* _Page extract_:
Wednesday, March 29, 2006

Inheritance by Lan Samantha Chang

I read Chang’s novella, Hunger, years ago and found her writing strong, spare and evocative. Hunger was a story about two Asian-American sisters and their domineering father. Inheritance is also a story about sisters, but this time spanning seven decades, in pre-war and wartime China and in America. Junan and Yinan are as different as can be, but both are shaped by their mother’s suicide. Their mother drowned herself out of fear that she would be unable to bear a son and that her husband might abandon her or take another wife. This marks Junan and Yinan’s views of love and marriage, and while Junan takes a cool, calculating approach to life, Yinan recedes into her reading and writing. Junan marries a soldier, Li Ang, but finds that holding herself back from love, from passion and possession, may be harder than she thought. And this struggle within Junan herself, and the love that Yinan and Li Ang eventually share, changes the sisters’ relationship forever. Narrated by Junan’s eldest daughter, Hong, this novel about family secrets and stories and the heartbreak of the past is expertly drawn. While it lags a bit in the end, or tries to tie too much together, really, I found that Chang’s talents were more fully realized here. I just hope she doesn’t make me wait another 6 years for the next one.

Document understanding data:
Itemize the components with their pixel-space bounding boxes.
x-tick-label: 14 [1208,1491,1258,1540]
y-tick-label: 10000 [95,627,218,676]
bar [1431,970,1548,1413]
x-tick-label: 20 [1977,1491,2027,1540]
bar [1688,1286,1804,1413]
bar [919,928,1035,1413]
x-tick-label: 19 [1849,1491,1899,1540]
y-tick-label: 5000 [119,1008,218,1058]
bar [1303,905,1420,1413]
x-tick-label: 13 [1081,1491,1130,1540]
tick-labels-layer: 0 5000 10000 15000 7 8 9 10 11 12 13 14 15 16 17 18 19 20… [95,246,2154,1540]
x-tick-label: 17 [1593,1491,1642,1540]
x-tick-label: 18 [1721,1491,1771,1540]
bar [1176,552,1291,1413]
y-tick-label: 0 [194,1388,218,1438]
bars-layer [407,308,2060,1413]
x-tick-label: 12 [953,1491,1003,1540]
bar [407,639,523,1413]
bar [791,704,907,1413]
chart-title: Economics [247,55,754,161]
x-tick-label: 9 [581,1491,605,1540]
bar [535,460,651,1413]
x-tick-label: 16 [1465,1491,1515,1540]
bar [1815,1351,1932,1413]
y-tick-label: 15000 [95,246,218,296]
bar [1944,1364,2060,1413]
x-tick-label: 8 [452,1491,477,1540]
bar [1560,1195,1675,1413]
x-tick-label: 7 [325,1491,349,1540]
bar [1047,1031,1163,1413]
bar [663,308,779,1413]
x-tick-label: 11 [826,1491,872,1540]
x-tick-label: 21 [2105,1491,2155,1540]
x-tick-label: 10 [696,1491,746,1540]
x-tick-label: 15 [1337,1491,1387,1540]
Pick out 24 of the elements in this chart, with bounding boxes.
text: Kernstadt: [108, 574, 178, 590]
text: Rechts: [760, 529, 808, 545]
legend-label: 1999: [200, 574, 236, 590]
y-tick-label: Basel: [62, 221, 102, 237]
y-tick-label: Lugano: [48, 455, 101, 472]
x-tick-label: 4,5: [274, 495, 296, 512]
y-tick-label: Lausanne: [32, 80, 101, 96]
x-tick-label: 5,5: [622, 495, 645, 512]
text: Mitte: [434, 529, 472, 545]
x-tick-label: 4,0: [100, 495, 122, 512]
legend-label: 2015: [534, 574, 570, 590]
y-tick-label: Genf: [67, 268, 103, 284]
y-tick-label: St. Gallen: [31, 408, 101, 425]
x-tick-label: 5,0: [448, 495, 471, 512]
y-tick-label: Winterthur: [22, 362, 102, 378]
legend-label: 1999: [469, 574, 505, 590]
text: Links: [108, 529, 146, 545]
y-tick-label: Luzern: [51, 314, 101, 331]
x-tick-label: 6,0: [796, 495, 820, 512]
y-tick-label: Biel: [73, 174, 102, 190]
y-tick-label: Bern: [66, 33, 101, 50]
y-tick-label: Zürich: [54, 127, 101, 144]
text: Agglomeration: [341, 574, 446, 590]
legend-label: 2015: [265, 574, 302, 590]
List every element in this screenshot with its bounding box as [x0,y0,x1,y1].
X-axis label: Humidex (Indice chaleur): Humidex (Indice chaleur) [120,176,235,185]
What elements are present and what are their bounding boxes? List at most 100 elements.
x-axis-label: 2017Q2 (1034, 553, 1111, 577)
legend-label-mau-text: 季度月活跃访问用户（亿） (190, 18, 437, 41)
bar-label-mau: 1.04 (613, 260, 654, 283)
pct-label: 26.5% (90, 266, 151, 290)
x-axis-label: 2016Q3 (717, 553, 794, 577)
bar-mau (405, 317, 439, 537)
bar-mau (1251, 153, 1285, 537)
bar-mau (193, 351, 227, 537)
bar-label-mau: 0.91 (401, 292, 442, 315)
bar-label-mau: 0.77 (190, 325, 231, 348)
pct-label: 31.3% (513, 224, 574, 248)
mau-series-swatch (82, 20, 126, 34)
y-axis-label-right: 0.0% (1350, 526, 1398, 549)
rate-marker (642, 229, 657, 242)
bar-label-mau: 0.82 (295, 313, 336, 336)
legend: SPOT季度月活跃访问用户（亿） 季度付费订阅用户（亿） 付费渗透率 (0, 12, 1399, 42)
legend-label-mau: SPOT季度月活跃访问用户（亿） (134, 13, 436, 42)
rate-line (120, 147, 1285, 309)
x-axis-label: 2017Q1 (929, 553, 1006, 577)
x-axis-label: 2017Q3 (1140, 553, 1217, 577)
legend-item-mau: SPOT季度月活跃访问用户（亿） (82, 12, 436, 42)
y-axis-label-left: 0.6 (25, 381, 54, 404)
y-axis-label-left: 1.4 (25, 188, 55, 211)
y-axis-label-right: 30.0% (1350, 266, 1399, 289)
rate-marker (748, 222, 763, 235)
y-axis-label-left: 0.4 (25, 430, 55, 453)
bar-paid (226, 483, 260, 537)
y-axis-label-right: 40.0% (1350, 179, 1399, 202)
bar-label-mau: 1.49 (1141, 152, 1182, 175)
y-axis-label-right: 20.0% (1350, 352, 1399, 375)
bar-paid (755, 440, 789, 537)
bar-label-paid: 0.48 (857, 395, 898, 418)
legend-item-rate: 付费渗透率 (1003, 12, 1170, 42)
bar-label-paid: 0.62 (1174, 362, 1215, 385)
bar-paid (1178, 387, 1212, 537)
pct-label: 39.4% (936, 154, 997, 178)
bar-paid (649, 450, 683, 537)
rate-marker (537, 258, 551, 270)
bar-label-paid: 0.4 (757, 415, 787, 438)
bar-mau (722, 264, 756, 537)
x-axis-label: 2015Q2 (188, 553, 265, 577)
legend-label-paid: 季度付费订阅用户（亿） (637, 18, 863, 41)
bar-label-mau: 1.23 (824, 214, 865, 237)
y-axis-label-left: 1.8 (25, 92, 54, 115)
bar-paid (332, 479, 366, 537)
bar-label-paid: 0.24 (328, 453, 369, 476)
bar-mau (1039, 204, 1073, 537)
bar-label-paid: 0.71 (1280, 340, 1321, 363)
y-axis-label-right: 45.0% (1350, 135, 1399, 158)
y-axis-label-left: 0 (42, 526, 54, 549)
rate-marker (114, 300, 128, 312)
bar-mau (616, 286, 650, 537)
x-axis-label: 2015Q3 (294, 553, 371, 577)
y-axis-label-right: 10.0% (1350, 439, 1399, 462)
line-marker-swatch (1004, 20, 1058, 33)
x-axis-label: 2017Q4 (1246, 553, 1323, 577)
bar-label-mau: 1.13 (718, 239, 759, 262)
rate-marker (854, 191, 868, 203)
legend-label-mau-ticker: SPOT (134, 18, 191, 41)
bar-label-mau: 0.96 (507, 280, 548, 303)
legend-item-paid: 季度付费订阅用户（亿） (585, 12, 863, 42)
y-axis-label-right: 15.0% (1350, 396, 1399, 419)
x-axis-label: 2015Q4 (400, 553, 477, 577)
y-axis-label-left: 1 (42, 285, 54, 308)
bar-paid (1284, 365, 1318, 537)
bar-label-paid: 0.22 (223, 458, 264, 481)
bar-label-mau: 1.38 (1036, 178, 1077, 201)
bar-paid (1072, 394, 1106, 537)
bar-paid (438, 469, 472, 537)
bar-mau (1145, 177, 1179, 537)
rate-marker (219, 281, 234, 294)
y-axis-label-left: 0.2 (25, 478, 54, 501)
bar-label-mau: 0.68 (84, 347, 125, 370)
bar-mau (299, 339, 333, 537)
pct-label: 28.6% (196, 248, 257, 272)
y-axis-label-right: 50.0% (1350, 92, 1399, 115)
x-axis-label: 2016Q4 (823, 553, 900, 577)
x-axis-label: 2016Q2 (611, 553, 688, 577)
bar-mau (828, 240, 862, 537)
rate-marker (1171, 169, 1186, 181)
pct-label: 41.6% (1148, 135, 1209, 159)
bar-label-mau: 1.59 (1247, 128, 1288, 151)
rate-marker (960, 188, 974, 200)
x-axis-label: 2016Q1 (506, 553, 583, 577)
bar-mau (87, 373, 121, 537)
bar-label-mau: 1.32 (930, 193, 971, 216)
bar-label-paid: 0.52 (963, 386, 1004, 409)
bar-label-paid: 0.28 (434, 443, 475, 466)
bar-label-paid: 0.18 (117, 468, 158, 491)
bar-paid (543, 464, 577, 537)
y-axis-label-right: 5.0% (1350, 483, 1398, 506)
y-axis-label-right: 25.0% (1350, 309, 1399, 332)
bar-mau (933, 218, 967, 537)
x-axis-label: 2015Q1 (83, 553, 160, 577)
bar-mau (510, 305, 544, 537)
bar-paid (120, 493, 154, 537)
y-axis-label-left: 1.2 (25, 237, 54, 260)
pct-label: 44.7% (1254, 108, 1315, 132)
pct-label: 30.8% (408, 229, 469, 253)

* _Your task_:
Reproduce the full text of the review of Inheritance word for word.

* _Task answer_:
Wednesday, March 29, 2006

Inheritance by Lan Samantha Chang

I read Chang’s novella, Hunger, years ago and found her writing strong, spare and evocative. Hunger was a story about two Asian-American sisters and their domineering father. Inheritance is also a story about sisters, but this time spanning seven decades, in pre-war and wartime China and in America. Junan and Yinan are as different as can be, but both are shaped by their mother’s suicide. Their mother drowned herself out of fear that she would be unable to bear a son and that her husband might abandon her or take another wife. This marks Junan and Yinan’s views of love and marriage, and while Junan takes a cool, calculating approach to life, Yinan recedes into her reading and writing. Junan marries a soldier, Li Ang, but finds that holding herself back from love, from passion and possession, may be harder than she thought. And this struggle within Junan herself, and the love that Yinan and Li Ang eventually share, changes the sisters’ relationship forever. Narrated by Junan’s eldest daughter, Hong, this novel about family secrets and stories and the heartbreak of the past is expertly drawn. While it lags a bit in the end, or tries to tie too much together, really, I found that Chang’s talents were more fully realized here. I just hope she doesn’t make me wait another 6 years for the next one.